» **YOUR TASK**: Set every record down verbatim and omit the pictures.

» **SUPPLIED INFORMATION**:
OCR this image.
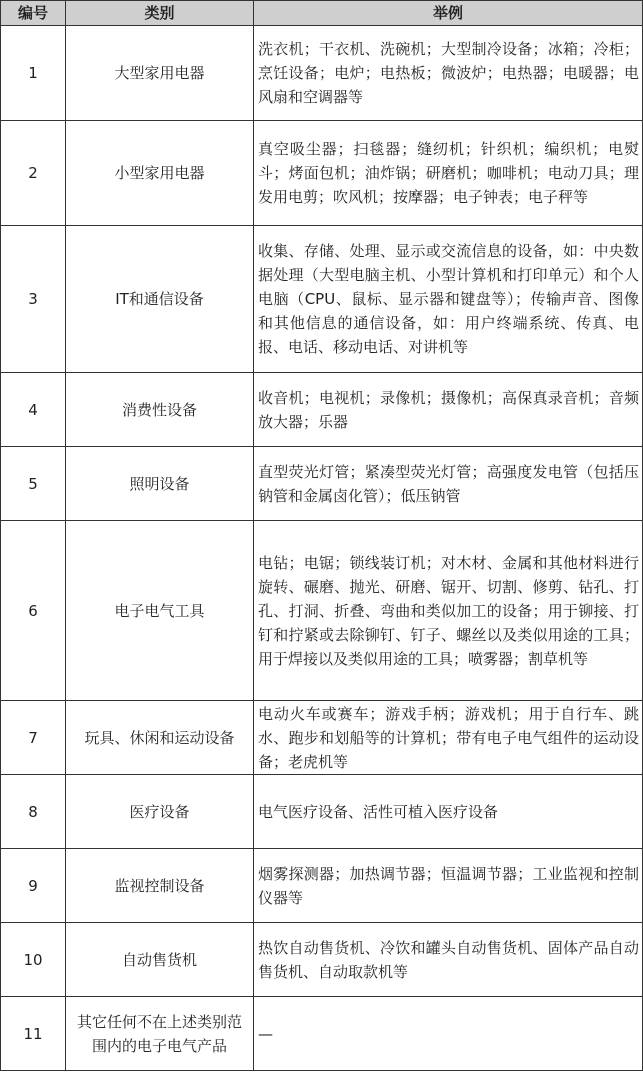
编号	类别	举例
1	大型家用电器	洗衣机；干衣机、洗碗机；大型制冷设备；冰箱；冷柜；烹饪设备；电炉；电热板；微波炉；电热器；电暖器；电风扇和空调器等
2	小型家用电器	真空吸尘器；扫毯器；缝纫机；针织机；编织机；电熨斗；烤面包机；油炸锅；研磨机；咖啡机；电动刀具；理发用电剪；吹风机；按摩器；电子钟表；电子秤等
3	IT和通信设备	收集、存储、处理、显示或交流信息的设备，如：中央数据处理（大型电脑主机、小型计算机和打印单元）和个人电脑（CPU、鼠标、显示器和键盘等）；传输声音、图像和其他信息的通信设备，如：用户终端系统、传真、电报、电话、移动电话、对讲机等
4	消费性设备	收音机；电视机；录像机；摄像机；高保真录音机；音频放大器；乐器
5	照明设备	直型荧光灯管；紧凑型荧光灯管；高强度发电管（包括压钠管和金属卤化管）；低压钠管
6	电子电气工具	电钻；电锯；锁线装订机；对木材、金属和其他材料进行旋转、碾磨、抛光、研磨、锯开、切割、修剪、钻孔、打孔、打洞、折叠、弯曲和类似加工的设备；用于铆接、打钉和拧紧或去除铆钉、钉子、螺丝以及类似用途的工具；用于焊接以及类似用途的工具；喷雾器；割草机等
7	玩具、休闲和运动设备	电动火车或赛车；游戏手柄；游戏机；用于自行车、跳水、跑步和划船等的计算机；带有电子电气组件的运动设备；老虎机等
8	医疗设备	电气医疗设备、活性可植入医疗设备
9	监视控制设备	烟雾探测器；加热调节器；恒温调节器；工业监视和控制仪器等
10	自动售货机	热饮自动售货机、冷饮和罐头自动售货机、固体产品自动售货机、自动取款机等
11	其它任何不在上述类别范围内的电子电气产品	—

» **RESULT FOR THIS TASK**:
OCR this image.
编号	类别	举例
1	大型家用电器	洗衣机；干衣机、洗碗机；大型制冷设备；冰箱；冷柜；烹饪设备；电炉；电热板；微波炉；电热器；电暖器；电风扇和空调器等
2	小型家用电器	真空吸尘器；扫毯器；缝纫机；针织机；编织机；电熨斗；烤面包机；油炸锅；研磨机；咖啡机；电动刀具；理发用电剪；吹风机；按摩器；电子钟表；电子秤等
3	IT和通信设备	收集、存储、处理、显示或交流信息的设备，如：中央数据处理（大型电脑主机、小型计算机和打印单元）和个人电脑（CPU、鼠标、显示器和键盘等）；传输声音、图像和其他信息的通信设备，如：用户终端系统、传真、电报、电话、移动电话、对讲机等
4	消费性设备	收音机；电视机；录像机；摄像机；高保真录音机；音频放大器；乐器
5	照明设备	直型荧光灯管；紧凑型荧光灯管；高强度发电管（包括压钠管和金属卤化管）；低压钠管
6	电子电气工具	电钻；电锯；锁线装订机；对木材、金属和其他材料进行旋转、碾磨、抛光、研磨、锯开、切割、修剪、钻孔、打孔、打洞、折叠、弯曲和类似加工的设备；用于铆接、打钉和拧紧或去除铆钉、钉子、螺丝以及类似用途的工具；用于焊接以及类似用途的工具；喷雾器；割草机等
7	玩具、休闲和运动设备	电动火车或赛车；游戏手柄；游戏机；用于自行车、跳水、跑步和划船等的计算机；带有电子电气组件的运动设备；老虎机等
8	医疗设备	电气医疗设备、活性可植入医疗设备
9	监视控制设备	烟雾探测器；加热调节器；恒温调节器；工业监视和控制仪器等
10	自动售货机	热饮自动售货机、冷饮和罐头自动售货机、固体产品自动售货机、自动取款机等
11	其它任何不在上述类别范围内的电子电气产品	—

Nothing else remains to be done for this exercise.